[Items listed in a dataset]
⟨

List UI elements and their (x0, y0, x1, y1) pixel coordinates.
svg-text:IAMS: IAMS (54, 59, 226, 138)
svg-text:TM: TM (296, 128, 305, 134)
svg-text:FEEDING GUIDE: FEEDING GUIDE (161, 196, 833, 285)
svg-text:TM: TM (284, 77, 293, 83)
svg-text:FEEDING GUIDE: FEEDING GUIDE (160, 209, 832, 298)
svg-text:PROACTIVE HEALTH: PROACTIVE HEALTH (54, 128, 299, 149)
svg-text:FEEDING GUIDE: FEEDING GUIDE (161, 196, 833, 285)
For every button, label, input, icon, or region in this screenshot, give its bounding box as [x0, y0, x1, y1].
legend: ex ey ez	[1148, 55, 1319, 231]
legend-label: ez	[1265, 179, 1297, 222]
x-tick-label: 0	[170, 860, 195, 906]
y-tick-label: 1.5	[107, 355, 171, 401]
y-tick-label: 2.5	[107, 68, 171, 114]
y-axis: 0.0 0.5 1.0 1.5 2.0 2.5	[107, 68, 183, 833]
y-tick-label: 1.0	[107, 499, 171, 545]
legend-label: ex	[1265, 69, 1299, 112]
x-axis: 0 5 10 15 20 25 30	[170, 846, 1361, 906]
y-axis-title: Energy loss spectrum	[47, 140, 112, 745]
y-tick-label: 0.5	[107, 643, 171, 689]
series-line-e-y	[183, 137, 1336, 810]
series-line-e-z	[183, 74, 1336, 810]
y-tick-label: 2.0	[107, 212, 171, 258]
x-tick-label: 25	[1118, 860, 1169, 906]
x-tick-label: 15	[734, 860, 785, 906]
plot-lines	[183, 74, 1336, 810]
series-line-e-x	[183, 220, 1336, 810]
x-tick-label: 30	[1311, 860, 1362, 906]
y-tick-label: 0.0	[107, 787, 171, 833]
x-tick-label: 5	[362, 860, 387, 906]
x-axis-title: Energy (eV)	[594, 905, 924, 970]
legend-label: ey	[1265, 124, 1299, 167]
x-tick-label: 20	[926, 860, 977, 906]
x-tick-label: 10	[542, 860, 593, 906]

⟩
⟨

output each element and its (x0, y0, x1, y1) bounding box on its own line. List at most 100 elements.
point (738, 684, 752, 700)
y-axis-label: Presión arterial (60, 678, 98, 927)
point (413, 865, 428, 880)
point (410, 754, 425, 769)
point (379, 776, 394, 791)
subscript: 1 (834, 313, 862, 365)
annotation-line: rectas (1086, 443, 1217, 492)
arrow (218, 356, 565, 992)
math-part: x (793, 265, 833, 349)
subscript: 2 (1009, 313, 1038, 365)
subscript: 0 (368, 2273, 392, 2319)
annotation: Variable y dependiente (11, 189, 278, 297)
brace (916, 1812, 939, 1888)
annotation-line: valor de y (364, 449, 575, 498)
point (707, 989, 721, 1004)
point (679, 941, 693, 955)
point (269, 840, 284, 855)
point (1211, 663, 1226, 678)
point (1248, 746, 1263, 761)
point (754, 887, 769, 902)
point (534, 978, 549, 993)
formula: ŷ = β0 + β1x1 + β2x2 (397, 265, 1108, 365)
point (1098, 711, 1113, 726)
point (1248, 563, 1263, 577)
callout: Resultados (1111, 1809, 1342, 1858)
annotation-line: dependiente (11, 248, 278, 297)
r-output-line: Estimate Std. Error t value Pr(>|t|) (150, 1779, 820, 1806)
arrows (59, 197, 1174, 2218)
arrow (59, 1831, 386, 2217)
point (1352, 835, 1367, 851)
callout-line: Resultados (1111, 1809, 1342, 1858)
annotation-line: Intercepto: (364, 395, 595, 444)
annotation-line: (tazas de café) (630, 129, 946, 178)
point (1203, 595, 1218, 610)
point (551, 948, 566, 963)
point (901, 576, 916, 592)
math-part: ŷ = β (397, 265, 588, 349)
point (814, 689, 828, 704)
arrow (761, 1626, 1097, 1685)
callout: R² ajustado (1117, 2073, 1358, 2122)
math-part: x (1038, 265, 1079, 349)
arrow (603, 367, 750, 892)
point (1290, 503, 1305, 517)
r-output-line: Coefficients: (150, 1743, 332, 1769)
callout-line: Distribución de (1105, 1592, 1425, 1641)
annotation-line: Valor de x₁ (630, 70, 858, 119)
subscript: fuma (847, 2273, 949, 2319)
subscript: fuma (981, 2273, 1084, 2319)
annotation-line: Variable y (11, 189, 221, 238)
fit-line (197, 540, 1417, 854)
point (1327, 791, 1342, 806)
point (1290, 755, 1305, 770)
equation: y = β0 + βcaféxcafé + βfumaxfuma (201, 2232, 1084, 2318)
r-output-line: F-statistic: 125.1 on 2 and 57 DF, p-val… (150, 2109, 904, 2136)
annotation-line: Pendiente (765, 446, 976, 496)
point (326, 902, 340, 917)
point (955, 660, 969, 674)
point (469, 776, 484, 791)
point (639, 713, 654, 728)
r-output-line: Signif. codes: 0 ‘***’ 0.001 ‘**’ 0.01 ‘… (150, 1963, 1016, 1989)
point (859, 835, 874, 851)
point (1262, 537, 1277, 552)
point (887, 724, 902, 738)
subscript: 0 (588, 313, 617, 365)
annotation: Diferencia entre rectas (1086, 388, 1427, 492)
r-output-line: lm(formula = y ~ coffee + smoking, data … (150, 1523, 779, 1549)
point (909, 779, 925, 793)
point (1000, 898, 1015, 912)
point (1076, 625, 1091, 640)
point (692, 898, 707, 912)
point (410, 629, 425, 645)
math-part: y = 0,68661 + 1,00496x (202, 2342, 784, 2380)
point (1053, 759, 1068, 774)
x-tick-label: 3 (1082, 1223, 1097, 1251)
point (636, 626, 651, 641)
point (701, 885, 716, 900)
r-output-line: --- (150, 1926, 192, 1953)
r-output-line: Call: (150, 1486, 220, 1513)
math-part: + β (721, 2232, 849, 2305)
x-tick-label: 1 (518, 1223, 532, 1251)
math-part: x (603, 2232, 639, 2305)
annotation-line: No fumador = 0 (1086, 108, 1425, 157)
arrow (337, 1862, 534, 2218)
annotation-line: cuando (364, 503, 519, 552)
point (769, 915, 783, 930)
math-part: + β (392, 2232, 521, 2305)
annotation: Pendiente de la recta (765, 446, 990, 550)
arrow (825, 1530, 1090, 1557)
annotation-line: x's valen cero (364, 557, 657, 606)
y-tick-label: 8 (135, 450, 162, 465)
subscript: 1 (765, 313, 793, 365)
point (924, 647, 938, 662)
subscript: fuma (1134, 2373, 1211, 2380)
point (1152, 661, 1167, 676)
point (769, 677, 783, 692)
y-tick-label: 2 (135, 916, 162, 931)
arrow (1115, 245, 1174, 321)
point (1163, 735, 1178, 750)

⟩

> What the task requires
Recast the material as a numbered list, starting at the line that contains "output each element" and ending at the line that contains "callout: Resultados (1111, 1809, 1342, 1858)", with both of those lines included. Omit any blank lines.

> Output below
1. output each element and its (x0, y0, x1, y1) bounding box on its own line. List at most 100 elements.
2. point (738, 684, 752, 700)
3. y-axis-label: Presión arterial (60, 678, 98, 927)
4. point (413, 865, 428, 880)
5. point (410, 754, 425, 769)
6. point (379, 776, 394, 791)
7. subscript: 1 (834, 313, 862, 365)
8. annotation-line: rectas (1086, 443, 1217, 492)
9. arrow (218, 356, 565, 992)
10. math-part: x (793, 265, 833, 349)
11. subscript: 2 (1009, 313, 1038, 365)
12. subscript: 0 (368, 2273, 392, 2319)
13. annotation: Variable y dependiente (11, 189, 278, 297)
14. brace (916, 1812, 939, 1888)
15. annotation-line: valor de y (364, 449, 575, 498)
16. point (707, 989, 721, 1004)
17. point (679, 941, 693, 955)
18. point (269, 840, 284, 855)
19. point (1211, 663, 1226, 678)
20. point (1248, 746, 1263, 761)
21. point (754, 887, 769, 902)
22. point (534, 978, 549, 993)
23. formula: ŷ = β0 + β1x1 + β2x2 (397, 265, 1108, 365)
24. point (1098, 711, 1113, 726)
25. point (1248, 563, 1263, 577)
26. callout: Resultados (1111, 1809, 1342, 1858)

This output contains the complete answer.